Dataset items
•••••

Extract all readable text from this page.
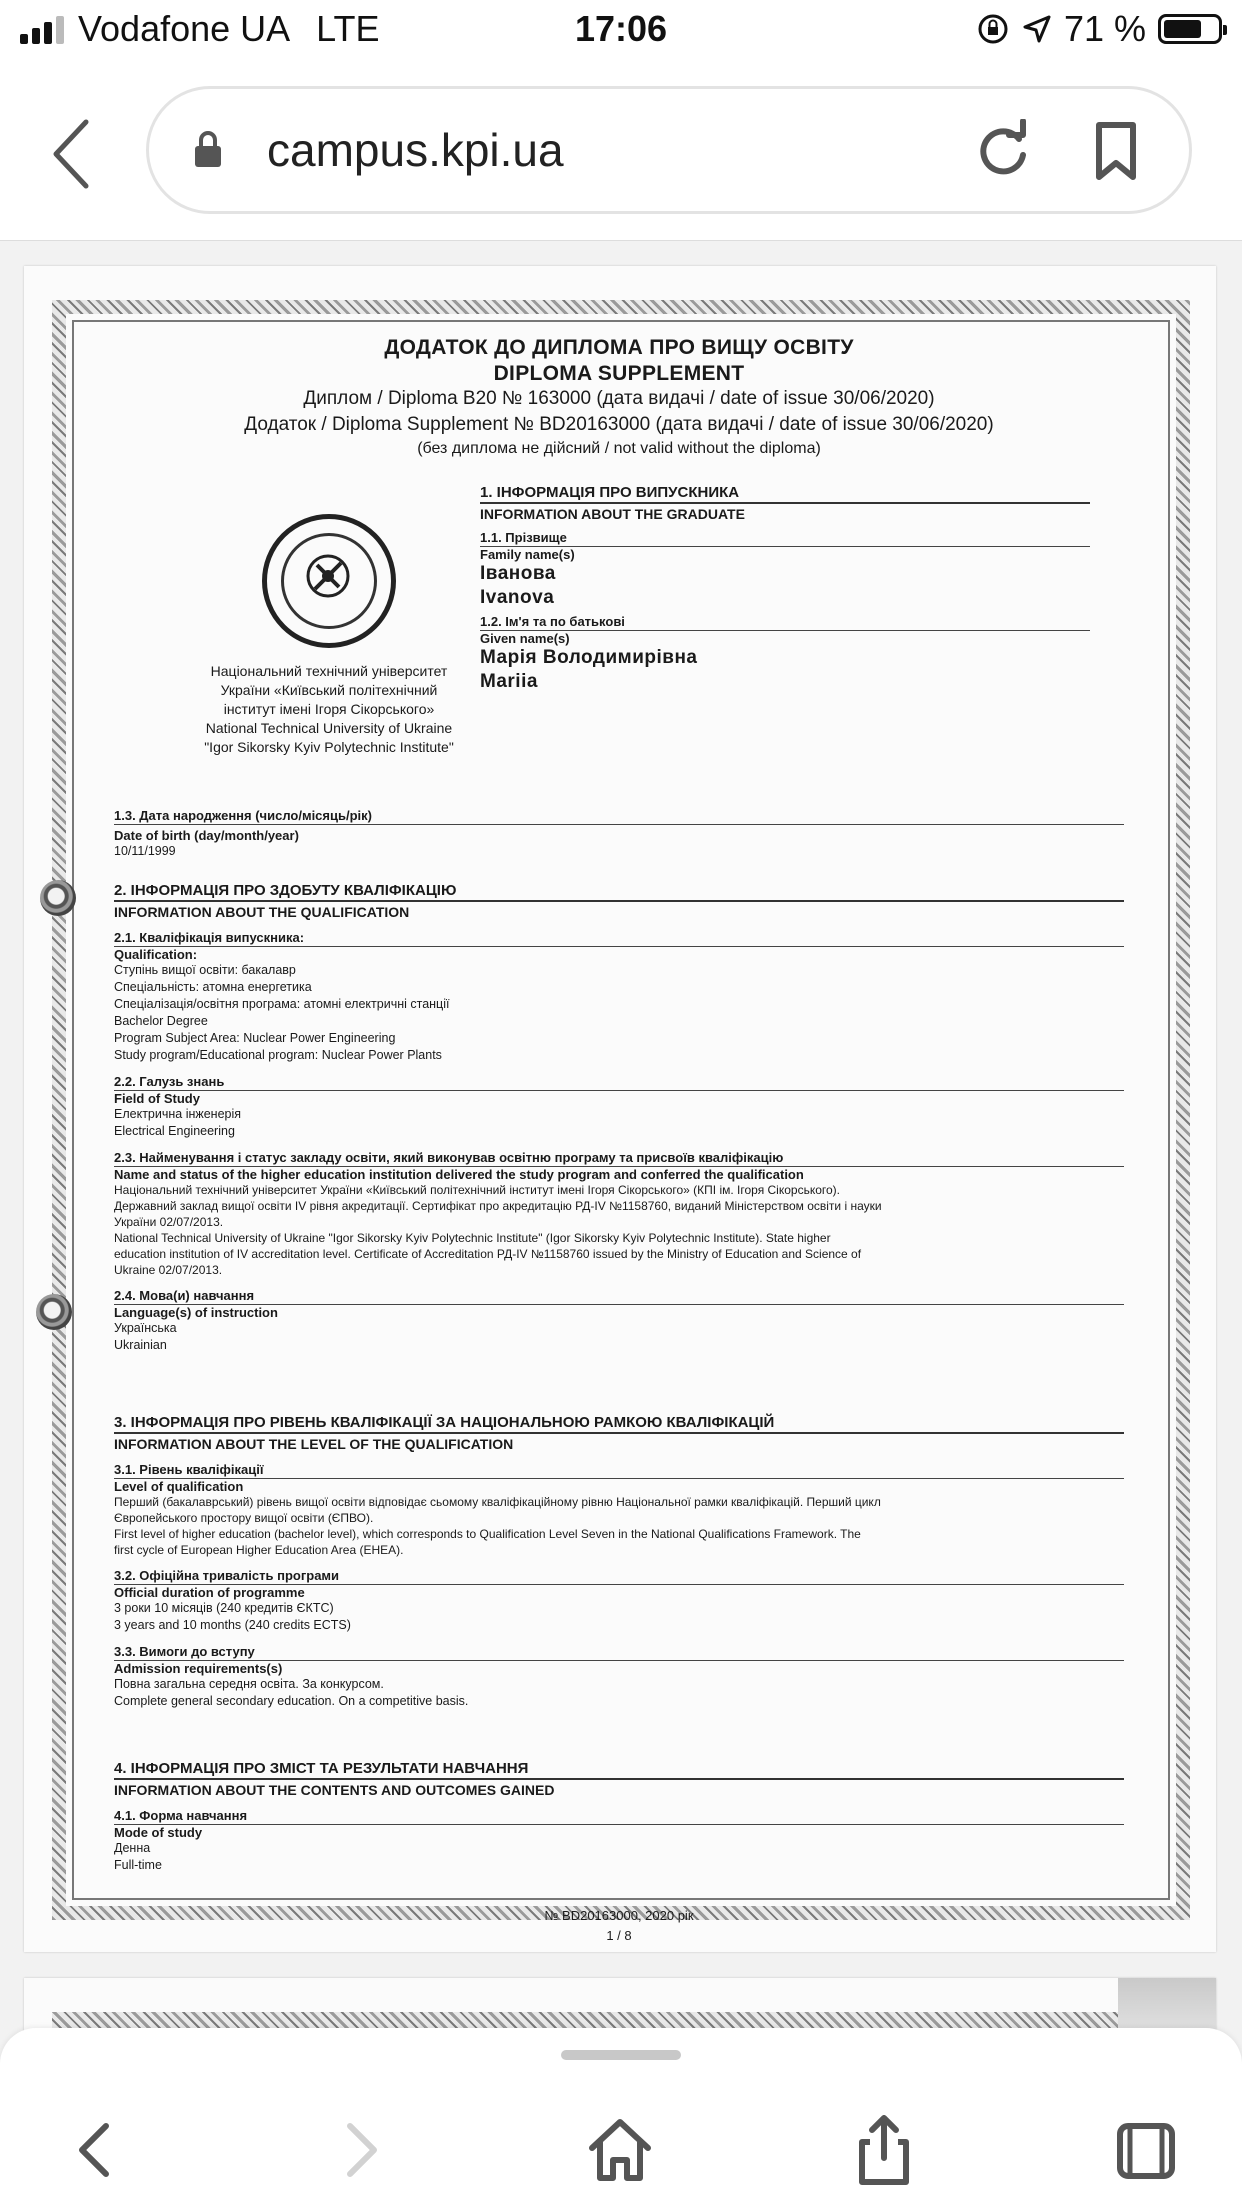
Vodafone UA LTE	17:06	71 %
campus.kpi.ua
ДОДАТОК ДО ДИПЛОМА ПРО ВИЩУ ОСВІТУ
DIPLOMA SUPPLEMENT
Диплом / Diploma B20 № 163000 (дата видачі / date of issue 30/06/2020)
Додаток / Diploma Supplement № BD20163000 (дата видачі / date of issue 30/06/2020)
(без диплома не дійсний / not valid without the diploma)
Національний технічний університет
України «Київський політехнічний
інститут імені Ігоря Сікорського»
National Technical University of Ukraine
"Igor Sikorsky Kyiv Polytechnic Institute"
1. ІНФОРМАЦІЯ ПРО ВИПУСКНИКА
INFORMATION ABOUT THE GRADUATE
1.1. Прізвище
Family name(s)
Іванова
Ivanova
1.2. Ім'я та по батькові
Given name(s)
Марія Володимирівна
Mariia
1.3. Дата народження (число/місяць/рік)
Date of birth (day/month/year)
10/11/1999
2. ІНФОРМАЦІЯ ПРО ЗДОБУТУ КВАЛІФІКАЦІЮ
INFORMATION ABOUT THE QUALIFICATION
2.1. Кваліфікація випускника:
Qualification:
Ступінь вищої освіти: бакалавр
Спеціальність: атомна енергетика
Спеціалізація/освітня програма: атомні електричні станції
Bachelor Degree
Program Subject Area: Nuclear Power Engineering
Study program/Educational program: Nuclear Power Plants
2.2. Галузь знань
Field of Study
Електрична інженерія
Electrical Engineering
2.3. Найменування і статус закладу освіти, який виконував освітню програму та присвоїв кваліфікацію
Name and status of the higher education institution delivered the study program and conferred the qualification
Національний технічний університет України «Київський політехнічний інститут імені Ігоря Сікорського» (КПІ ім. Ігоря Сікорського).
Державний заклад вищої освіти IV рівня акредитації. Сертифікат про акредитацію РД-IV №1158760, виданий Міністерством освіти і науки
України 02/07/2013.
National Technical University of Ukraine "Igor Sikorsky Kyiv Polytechnic Institute" (Igor Sikorsky Kyiv Polytechnic Institute). State higher
education institution of IV accreditation level. Certificate of Accreditation РД-IV №1158760 issued by the Ministry of Education and Science of
Ukraine 02/07/2013.
2.4. Мова(и) навчання
Language(s) of instruction
Українська
Ukrainian
3. ІНФОРМАЦІЯ ПРО РІВЕНЬ КВАЛІФІКАЦІЇ ЗА НАЦІОНАЛЬНОЮ РАМКОЮ КВАЛІФІКАЦІЙ
INFORMATION ABOUT THE LEVEL OF THE QUALIFICATION
3.1. Рівень кваліфікації
Level of qualification
Перший (бакалаврський) рівень вищої освіти відповідає сьомому кваліфікаційному рівню Національної рамки кваліфікацій. Перший цикл
Європейського простору вищої освіти (ЄПВО).
First level of higher education (bachelor level), which corresponds to Qualification Level Seven in the National Qualifications Framework. The
first cycle of European Higher Education Area (EHEA).
3.2. Офіційна тривалість програми
Official duration of programme
3 роки 10 місяців (240 кредитів ЄКТС)
3 years and 10 months (240 credits ECTS)
3.3. Вимоги до вступу
Admission requirements(s)
Повна загальна середня освіта. За конкурсом.
Complete general secondary education. On a competitive basis.
4. ІНФОРМАЦІЯ ПРО ЗМІСТ ТА РЕЗУЛЬТАТИ НАВЧАННЯ
INFORMATION ABOUT THE CONTENTS AND OUTCOMES GAINED
4.1. Форма навчання
Mode of study
Денна
Full-time
№ BD20163000, 2020 рік
1 / 8
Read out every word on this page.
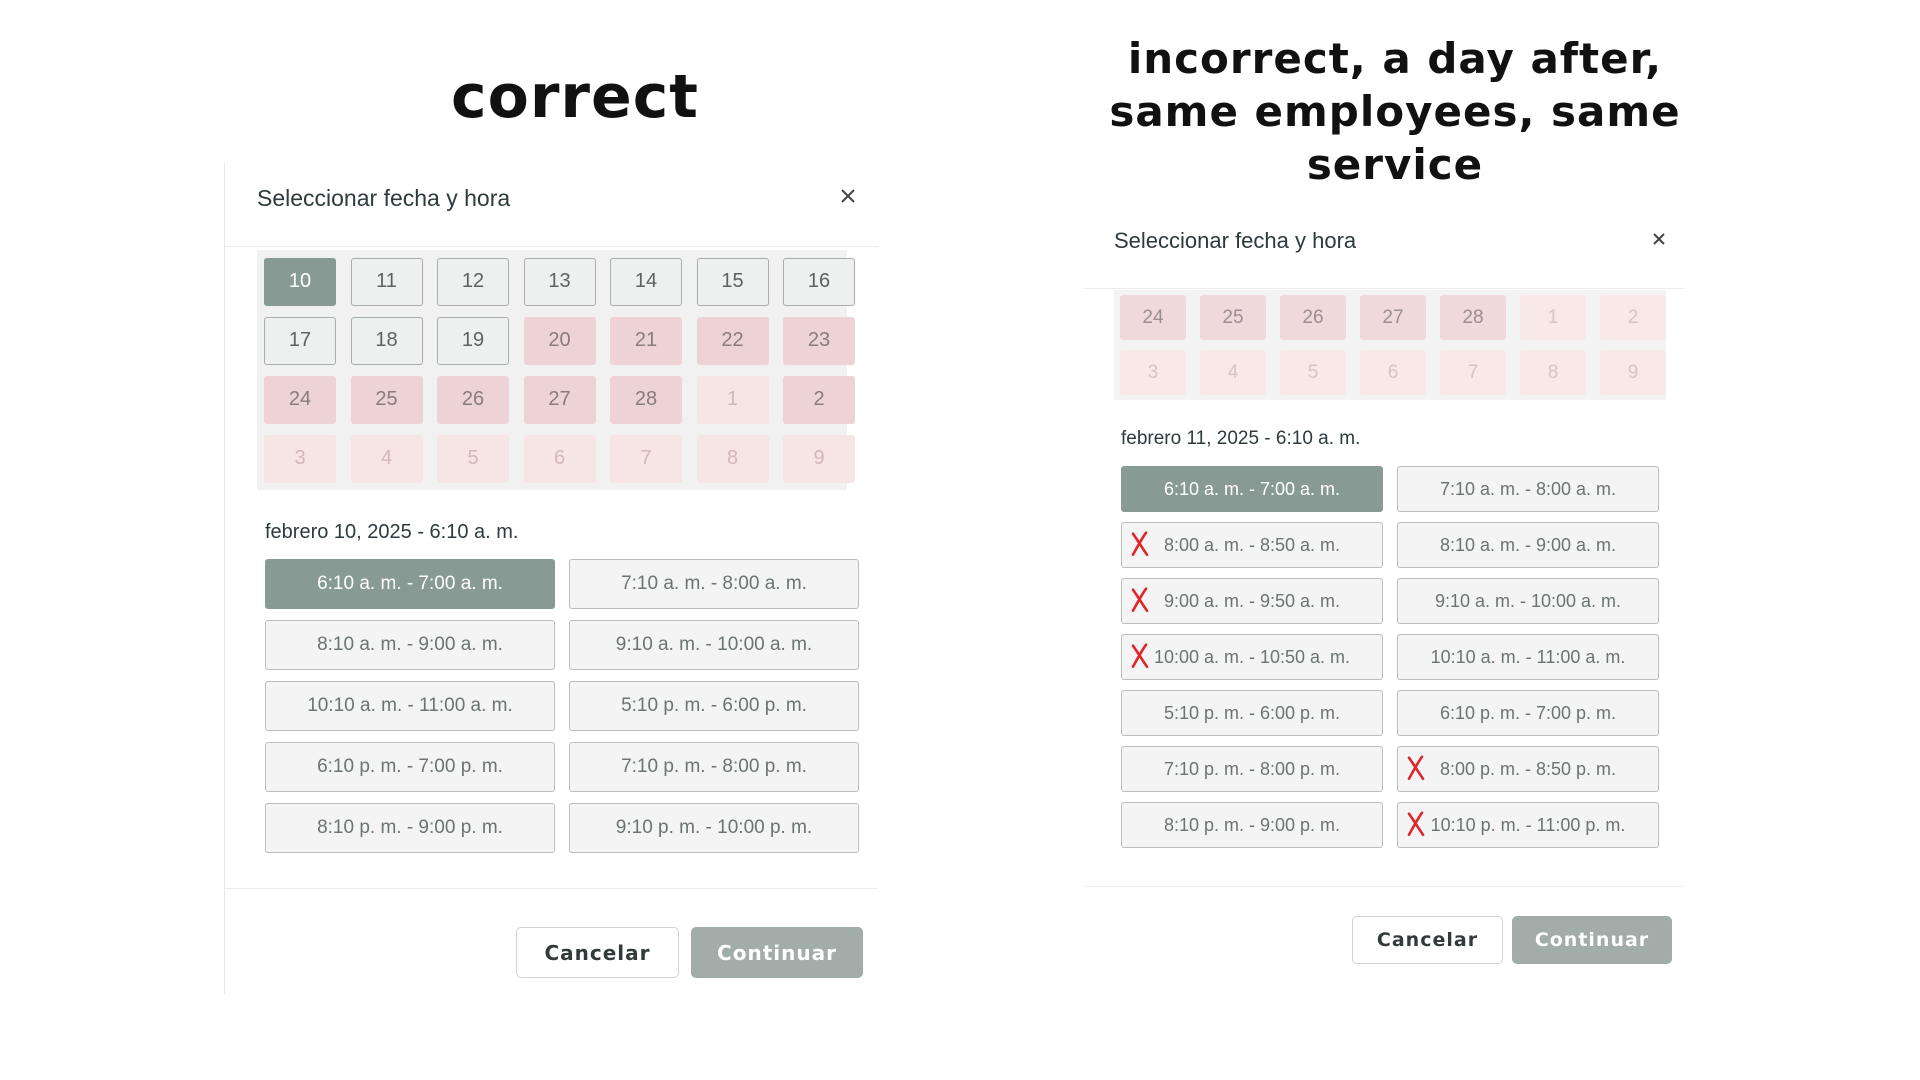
correct
incorrect, a day after, same employees, same service
Seleccionar fecha y hora
10	11	12	13	14	15	16
17	18	19	20	21	22	23
24	25	26	27	28	1	2
3	4	5	6	7	8	9
febrero 10, 2025 - 6:10 a. m.
6:10 a. m. - 7:00 a. m.	7:10 a. m. - 8:00 a. m.
8:10 a. m. - 9:00 a. m.	9:10 a. m. - 10:00 a. m.
10:10 a. m. - 11:00 a. m.	5:10 p. m. - 6:00 p. m.
6:10 p. m. - 7:00 p. m.	7:10 p. m. - 8:00 p. m.
8:10 p. m. - 9:00 p. m.	9:10 p. m. - 10:00 p. m.
Cancelar	Continuar
Seleccionar fecha y hora
24	25	26	27	28	1	2
3	4	5	6	7	8	9
febrero 11, 2025 - 6:10 a. m.
6:10 a. m. - 7:00 a. m.	7:10 a. m. - 8:00 a. m.
8:00 a. m. - 8:50 a. m.	8:10 a. m. - 9:00 a. m.
9:00 a. m. - 9:50 a. m.	9:10 a. m. - 10:00 a. m.
10:00 a. m. - 10:50 a. m.	10:10 a. m. - 11:00 a. m.
5:10 p. m. - 6:00 p. m.	6:10 p. m. - 7:00 p. m.
7:10 p. m. - 8:00 p. m.	8:00 p. m. - 8:50 p. m.
8:10 p. m. - 9:00 p. m.	10:10 p. m. - 11:00 p. m.
Cancelar	Continuar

•••••

Repeat every record precisely. Any picture among them stays out of the copy.

■ Output for this task ■
Extract all readable text from this page.
Vodafone UA LTE	17:06	71 %
campus.kpi.ua
ДОДАТОК ДО ДИПЛОМА ПРО ВИЩУ ОСВІТУ
DIPLOMA SUPPLEMENT
Диплом / Diploma B20 № 163000 (дата видачі / date of issue 30/06/2020)
Додаток / Diploma Supplement № BD20163000 (дата видачі / date of issue 30/06/2020)
(без диплома не дійсний / not valid without the diploma)
Національний технічний університет
України «Київський політехнічний
інститут імені Ігоря Сікорського»
National Technical University of Ukraine
"Igor Sikorsky Kyiv Polytechnic Institute"
1. ІНФОРМАЦІЯ ПРО ВИПУСКНИКА
INFORMATION ABOUT THE GRADUATE
1.1. Прізвище
Family name(s)
Іванова
Ivanova
1.2. Ім'я та по батькові
Given name(s)
Марія Володимирівна
Mariia
1.3. Дата народження (число/місяць/рік)
Date of birth (day/month/year)
10/11/1999
2. ІНФОРМАЦІЯ ПРО ЗДОБУТУ КВАЛІФІКАЦІЮ
INFORMATION ABOUT THE QUALIFICATION
2.1. Кваліфікація випускника:
Qualification:
Ступінь вищої освіти: бакалавр
Спеціальність: атомна енергетика
Спеціалізація/освітня програма: атомні електричні станції
Bachelor Degree
Program Subject Area: Nuclear Power Engineering
Study program/Educational program: Nuclear Power Plants
2.2. Галузь знань
Field of Study
Електрична інженерія
Electrical Engineering
2.3. Найменування і статус закладу освіти, який виконував освітню програму та присвоїв кваліфікацію
Name and status of the higher education institution delivered the study program and conferred the qualification
Національний технічний університет України «Київський політехнічний інститут імені Ігоря Сікорського» (КПІ ім. Ігоря Сікорського).
Державний заклад вищої освіти IV рівня акредитації. Сертифікат про акредитацію РД-IV №1158760, виданий Міністерством освіти і науки
України 02/07/2013.
National Technical University of Ukraine "Igor Sikorsky Kyiv Polytechnic Institute" (Igor Sikorsky Kyiv Polytechnic Institute). State higher
education institution of IV accreditation level. Certificate of Accreditation РД-IV №1158760 issued by the Ministry of Education and Science of
Ukraine 02/07/2013.
2.4. Мова(и) навчання
Language(s) of instruction
Українська
Ukrainian
3. ІНФОРМАЦІЯ ПРО РІВЕНЬ КВАЛІФІКАЦІЇ ЗА НАЦІОНАЛЬНОЮ РАМКОЮ КВАЛІФІКАЦІЙ
INFORMATION ABOUT THE LEVEL OF THE QUALIFICATION
3.1. Рівень кваліфікації
Level of qualification
Перший (бакалаврський) рівень вищої освіти відповідає сьомому кваліфікаційному рівню Національної рамки кваліфікацій. Перший цикл
Європейського простору вищої освіти (ЄПВО).
First level of higher education (bachelor level), which corresponds to Qualification Level Seven in the National Qualifications Framework. The
first cycle of European Higher Education Area (EHEA).
3.2. Офіційна тривалість програми
Official duration of programme
3 роки 10 місяців (240 кредитів ЄКТС)
3 years and 10 months (240 credits ECTS)
3.3. Вимоги до вступу
Admission requirements(s)
Повна загальна середня освіта. За конкурсом.
Complete general secondary education. On a competitive basis.
4. ІНФОРМАЦІЯ ПРО ЗМІСТ ТА РЕЗУЛЬТАТИ НАВЧАННЯ
INFORMATION ABOUT THE CONTENTS AND OUTCOMES GAINED
4.1. Форма навчання
Mode of study
Денна
Full-time
№ BD20163000, 2020 рік
1 / 8
Read out every word on this page.
correct
incorrect, a day after, same employees, same service
Seleccionar fecha y hora
10	11	12	13	14	15	16
17	18	19	20	21	22	23
24	25	26	27	28	1	2
3	4	5	6	7	8	9
febrero 10, 2025 - 6:10 a. m.
6:10 a. m. - 7:00 a. m.	7:10 a. m. - 8:00 a. m.
8:10 a. m. - 9:00 a. m.	9:10 a. m. - 10:00 a. m.
10:10 a. m. - 11:00 a. m.	5:10 p. m. - 6:00 p. m.
6:10 p. m. - 7:00 p. m.	7:10 p. m. - 8:00 p. m.
8:10 p. m. - 9:00 p. m.	9:10 p. m. - 10:00 p. m.
Cancelar	Continuar
Seleccionar fecha y hora
24	25	26	27	28	1	2
3	4	5	6	7	8	9
febrero 11, 2025 - 6:10 a. m.
6:10 a. m. - 7:00 a. m.	7:10 a. m. - 8:00 a. m.
8:00 a. m. - 8:50 a. m.	8:10 a. m. - 9:00 a. m.
9:00 a. m. - 9:50 a. m.	9:10 a. m. - 10:00 a. m.
10:00 a. m. - 10:50 a. m.	10:10 a. m. - 11:00 a. m.
5:10 p. m. - 6:00 p. m.	6:10 p. m. - 7:00 p. m.
7:10 p. m. - 8:00 p. m.	8:00 p. m. - 8:50 p. m.
8:10 p. m. - 9:00 p. m.	10:10 p. m. - 11:00 p. m.
Cancelar	Continuar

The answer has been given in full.